New book: "Are Other Worlds Possible?"

Concept Note towards a book series

Prepared by Mayuri Saini, August 2004, revised Jai Sen, September & December 2004
A set of three books that emerge from and encapsulate The Open Space Seminar Series , a very successful series of eleven seminars held at Delhi University from August – December 2003, on the theme : ‘Are Other Worlds Possible ? Cultures of Politics and the World Social Forum’ . The series was co-organised by Mukul Mangalik, Madhuresh Kumar, and Jai Sen. (see table of contents, pdf format).

The Concept
The books will each have a table of contents, a general introduction and a volume introduction, a background note about the organisers and their concepts in putting together these seminars, one page about the World Social Forum, the main body of text divided into chapters, speakers’ biographies, interesting sub-headings, quotes, a glossary and an index. Time and budget allowing, these will be interwoven with graphics and boxes of short comments and exchanges to make the material more accessible and reader-friendly. The books will interrogate and explore the realm of possibilities. They will nudge readers to find answers for themselves while posting road maps and assistance to answer the question : Are other worlds possible ?

The books – individually and as a set - will be designed to lend themselves to the examination and explanation of larger contextual and structural issues that impact on our lives. In particular, they will help make the global more comprehensible, in relation to everyday life and to the deeply interrelated and tension-ridden world in which we live today. By presenting multiple perspectives, they will help the reader make examined choices. The wide variety of views and ideas expressed, and the various graphic devices that we hope to use, will be oriented towards facilitating a climate of critical reflection, enquiry, and discussion.

Each book will focus on a different aspect. The set as a whole will build on the structure adopted for the ‘Open Space Seminar Series’, where one stream focussed on the structural issues that the World Social Forum has so far been concerned with and in many senses is organised around – economic globalisation, and militarisation and war – and also with the new issues that are being added to this vocabulary by it being held in India - religious fundamentalism and communalism, and caste, race, and patriarchy. In short, the empires that confront us and attempt to bind us, the empires that the Forum has decided to confront, both implicitly and explicitly. The other stream, as in the seminar series, deals with the relationship of the Forum to such issues. These are organised not in terms of the issues, but of themes that the organisers felt were crucial to understanding the evolving culture of politics offered by the Forum.
Accordingly :
Book One , titled Talking New Politics , will introduce the World Social Forum and present an in-depth discussion of questions of politics facing both the Forum and the world today.
o Book Two , titled Interrogating Empires , will examine the effect on our lives of external forces like globalisation, militarisation, and fundamentalism, and of structural factors like caste, patriarchy, and sexuality.

- EXTRACTED ENTRIES

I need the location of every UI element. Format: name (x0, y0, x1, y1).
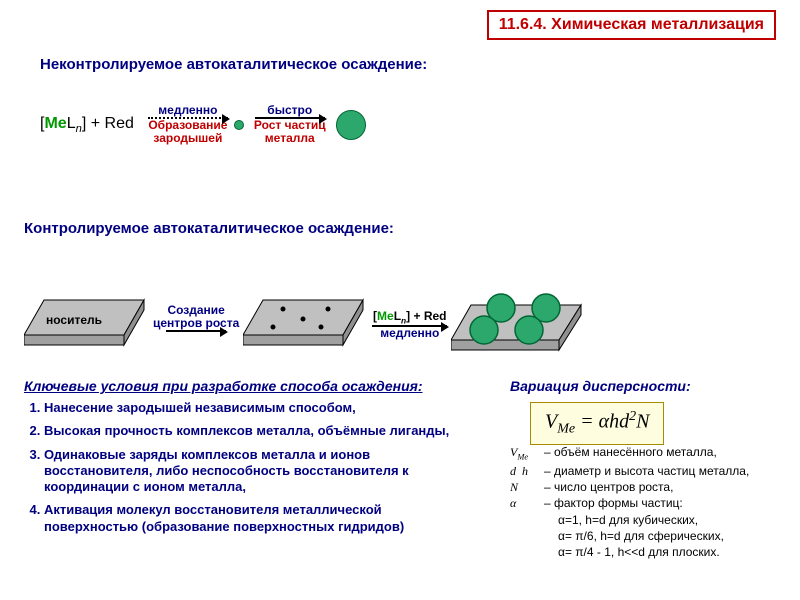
dotted-arrow-icon (148, 117, 228, 119)
list-item: Одинаковые заряды комплексов металла и и… (44, 447, 464, 496)
equation-defs: VMe– объём нанесённого металла, d h– диа… (510, 444, 790, 511)
arrow2-bottom: Рост частиц металла (254, 119, 326, 145)
sym: d h (510, 463, 544, 479)
title-text: 11.6.4. Химическая металлизация (499, 16, 764, 33)
plate-label: носитель (46, 313, 102, 327)
def-row: N– число центров роста, (510, 479, 790, 495)
sym: VMe (510, 444, 544, 463)
equation-box: VMe = αhd2N (530, 402, 664, 445)
solid-arrow-icon (255, 117, 325, 119)
section1-heading: Неконтролируемое автокаталитическое осаж… (40, 56, 427, 73)
key-heading: Ключевые условия при разработке способа … (24, 378, 423, 394)
variation-heading: Вариация дисперсности: (510, 378, 691, 394)
big-circle (336, 110, 366, 140)
arrow2-stack: быстро Рост частиц металла (254, 104, 326, 146)
plate-grown (451, 290, 586, 360)
seed-circle (234, 120, 244, 130)
arrow1-top: медленно (158, 104, 217, 117)
shape-row: α= π/4 - 1, h<<d для плоских. (558, 544, 724, 560)
arrow3-stack: Создание центров роста (153, 304, 239, 346)
def-row: VMe– объём нанесённого металла, (510, 444, 790, 463)
key-list: Нанесение зародышей независимым способом… (44, 400, 464, 542)
solid-arrow-icon (372, 325, 447, 327)
arrow2-top: быстро (267, 104, 312, 117)
def-row: α– фактор формы частиц: (510, 495, 790, 511)
solid-arrow-icon (166, 330, 226, 332)
section2-heading: Контролируемое автокаталитическое осажде… (24, 220, 394, 237)
arrow4-top: [MeLn] + Red (373, 310, 446, 326)
arrow4-stack: [MeLn] + Red медленно (372, 310, 447, 341)
list-item: Активация молекул восстановителя металли… (44, 502, 464, 535)
slide-title: 11.6.4. Химическая металлизация (487, 10, 776, 40)
list-item: Высокая прочность комплексов металла, об… (44, 423, 464, 439)
list-item: Нанесение зародышей независимым способом… (44, 400, 464, 416)
shape-row: α= π/6, h=d для сферических, (558, 528, 724, 544)
sym: N (510, 479, 544, 495)
plate-carrier: носитель (24, 295, 149, 355)
plate-spheres-icon (451, 290, 586, 360)
arrow1-bottom: Образование зародышей (148, 119, 227, 145)
shape-row: α=1, h=d для кубических, (558, 512, 724, 528)
def-row: d h– диаметр и высота частиц металла, (510, 463, 790, 479)
sym: α (510, 495, 544, 511)
arrow1-stack: медленно Образование зародышей (148, 104, 228, 146)
uncontrolled-row: [MeLn] + Red медленно Образование зароды… (40, 104, 366, 146)
controlled-row: носитель Создание центров роста [MeLn] +… (24, 290, 586, 360)
plate-dots-icon (243, 295, 368, 355)
shape-defs: α=1, h=d для кубических, α= π/6, h=d для… (558, 512, 724, 561)
complex-formula: [MeLn] + Red (40, 115, 134, 135)
plate-seeded (243, 295, 368, 355)
arrow4-bottom: медленно (380, 327, 439, 340)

- DIRECTIVES
1 – According to the concept note, where was the Open Space Seminar Series held?
2 – Extract the passage of the concept note between "o Book Two , titled" and "patriarchy, and sexuality.", inclusive.
3 – Write a continuation of the concept note on the book series, beginning after its final sentence.
The entries have no connection to the concept note.

- EXERCISE RESPONSES
1 – At Delhi University.

2 –
o Book Two , titled Interrogating Empires , will examine the effect on our lives of external forces like globalisation, militarisation, and fundamentalism, and of structural factors like caste, patriarchy, and sexuality.

3 –
Book Three , titled Imagining Alternatives , will critically examine the levels and meanings of a more open world, including of the university as an open space and the new internationalisms that seem possible through cyberspace and its influence on the existing world.

As with the Seminar Series itself, we are aiming here at a different kind of book , and a different kind of debate – one that does not normally take place, and certainly not in most existing institutions. One of the great strengths of the books will be the wide range of views expressed, coming from speakers from many different fields and persuasions.

Given the quality of the speakers and their presentations, each Book could thereby become a standard reference book in their respective fields, and the set a landmark.

Style
These books will not be print-heavy, dense collections of text. Rather, they will carry excerpts from the seminars, with lively illustrations and graphics to make the point. The introductions to each will be short and concise, giving the reader a crisp sample and overview. They will prompt readers to discover new and open spaces both within their own minds and within the framework of the essays.

While the books will not be identical in terms of length, all three will follow the same format so that they may readily be identified as belonging to a set. Yet each will have a separate identity as well. At present, we expect the three books to respectively be 160 pages, 200 pages, and 160 pages long : Three slim, easy-to-purchase, easy-to-carry, and easy-to-read books.


The Voice
The books will speak directly in the voices of their many presenters, delighting in their strengths of multiplicity and plurality. As with the seminar series, they will each be an open space, with little ‘voice over’.

In the process, what emerges will be a dialogue between thinking and active people – some eminent, many well known, some not so - and important exchanges between speakers, students, and other members of the audiences. These will be presented in their own words. The changes in voice will provide a rich tapestry of thoughts and viewpoints.

The books will draw on the exchange of ideas that took place, with question and answers at the end of each session.

The focus will be on encouraging openness and an ability to generate new questions, to allow readers to stop and think if indeed other worlds are possible, to help define them better.
The voices featured in the book are varied: Ashish Nandy, author and commentator, Urvashi Butalia, author and feminist, Praful Bidwai, journalist and commentator, Swami Agnivesh, social activist and founder of the Bandhua Mukti Morcha (Bonded Labour Liberation Front), Dipankar Bhattacharya, General Secretary CPI (ML), Veena Das, professor at John Hopkins University, Baltimore, Paul Divakar, Convenor of the National Campaign for Dalit Human Rights, and Gail Omvedt, author and political activist. The list goes on, and is presented in detail with the Background Note in Appendix A .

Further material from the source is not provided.